What you need to do:
From the entries below, copy out every line with "name" in it.

# Start of Task inputs

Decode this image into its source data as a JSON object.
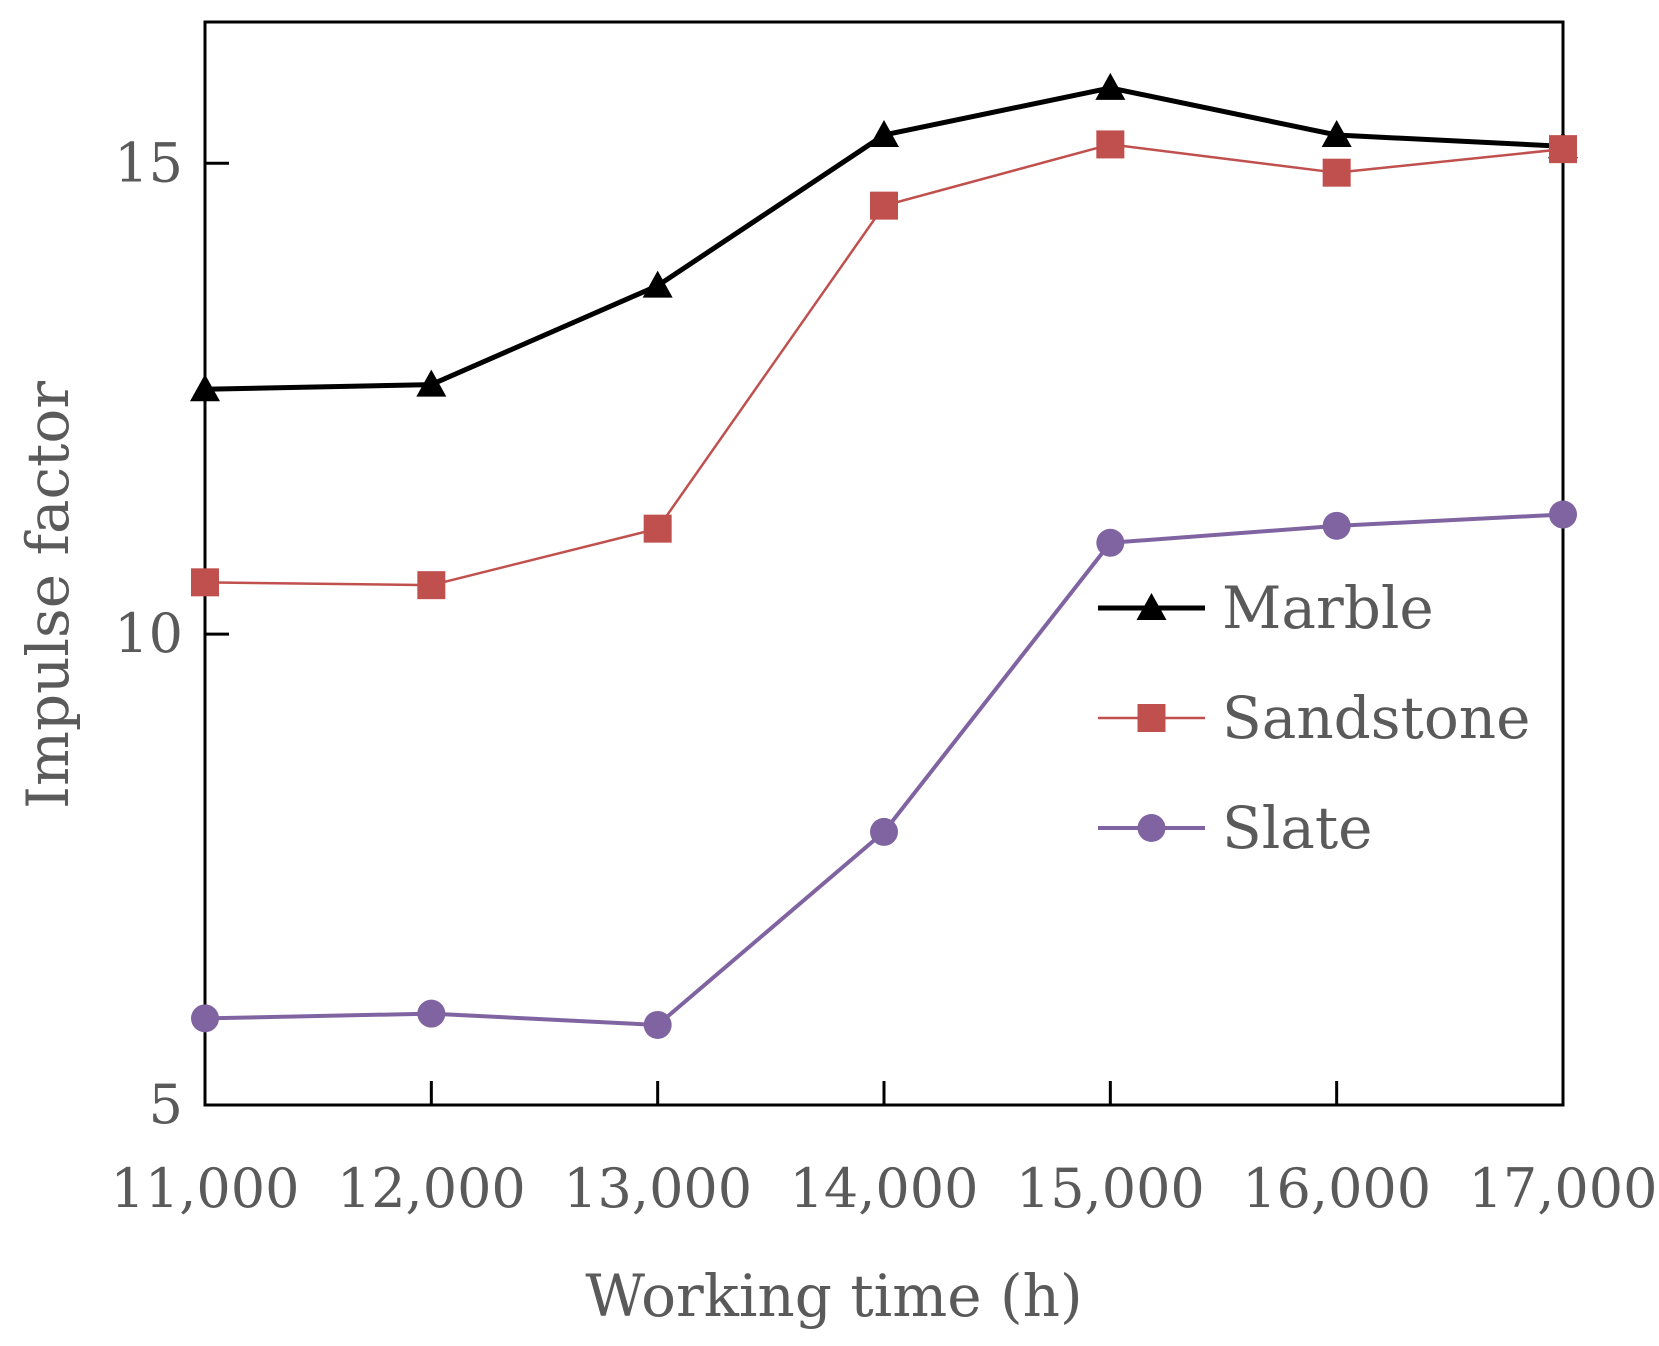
{
  "chart_data": {
    "type": "line",
    "title": "",
    "xlabel": "Working time (h)",
    "ylabel": "Impulse factor",
    "x": [
      11000,
      12000,
      13000,
      14000,
      15000,
      16000,
      17000
    ],
    "x_tick_labels": [
      "11,000",
      "12,000",
      "13,000",
      "14,000",
      "15,000",
      "16,000",
      "17,000"
    ],
    "xlim": [
      11000,
      17000
    ],
    "ylim": [
      5,
      16.5
    ],
    "y_ticks": [
      5,
      10,
      15
    ],
    "y_tick_labels": [
      "5",
      "10",
      "15"
    ],
    "grid": false,
    "legend_position": "center-right",
    "series": [
      {
        "name": "Marble",
        "marker": "triangle",
        "color": "#000000",
        "values": [
          12.6,
          12.65,
          13.7,
          15.3,
          15.8,
          15.3,
          15.18
        ]
      },
      {
        "name": "Sandstone",
        "marker": "square",
        "color": "#c0504d",
        "values": [
          10.55,
          10.52,
          11.12,
          14.55,
          15.2,
          14.9,
          15.15
        ]
      },
      {
        "name": "Slate",
        "marker": "circle",
        "color": "#8064a2",
        "values": [
          5.92,
          5.97,
          5.85,
          7.9,
          10.97,
          11.15,
          11.27
        ]
      }
    ]
  }
}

# End of Task inputs

Written reply:
        "name": "Marble",
        "name": "Sandstone",
        "name": "Slate",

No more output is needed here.